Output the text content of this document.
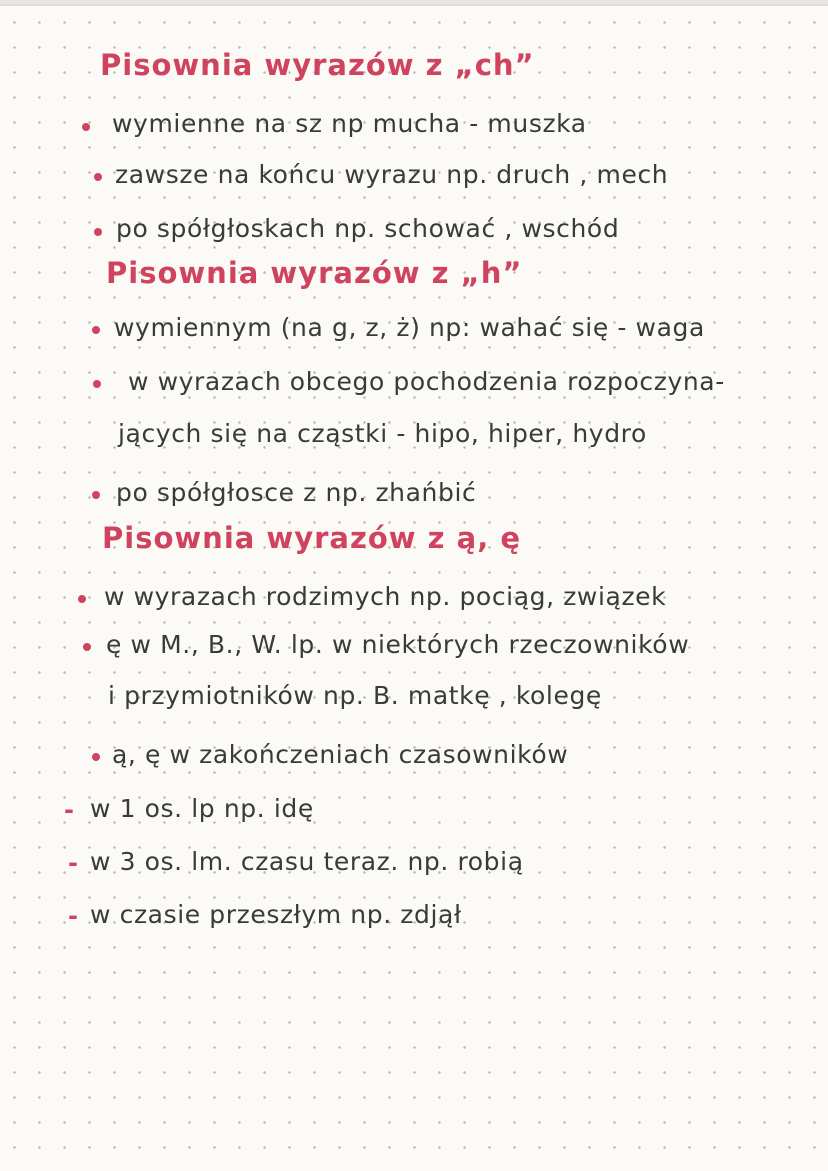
Pisownia wyrazów z „ch”
wymienne na sz np mucha - muszka
zawsze na końcu wyrazu np. druch , mech
po spółgłoskach np. schować , wschód
Pisownia wyrazów z „h”
wymiennym (na g, z, ż) np: wahać się - waga
w wyrazach obcego pochodzenia rozpoczyna-
jących się na cząstki - hipo, hiper, hydro
po spółgłosce z np. zhańbić
Pisownia wyrazów z ą, ę
w wyrazach rodzimych np. pociąg, związek
ę w M., B., W. lp. w niektórych rzeczowników
i przymiotników np. B. matkę , kolegę
ą, ę w zakończeniach czasowników
- w 1 os. lp np. idę
- w 3 os. lm. czasu teraz. np. robią
- w czasie przeszłym np. zdjął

BRIEF
Return all lines with the word "wyrazach" in them.

OUTPUT OF THE TASK
w wyrazach obcego pochodzenia rozpoczyna-
w wyrazach rodzimych np. pociąg, związek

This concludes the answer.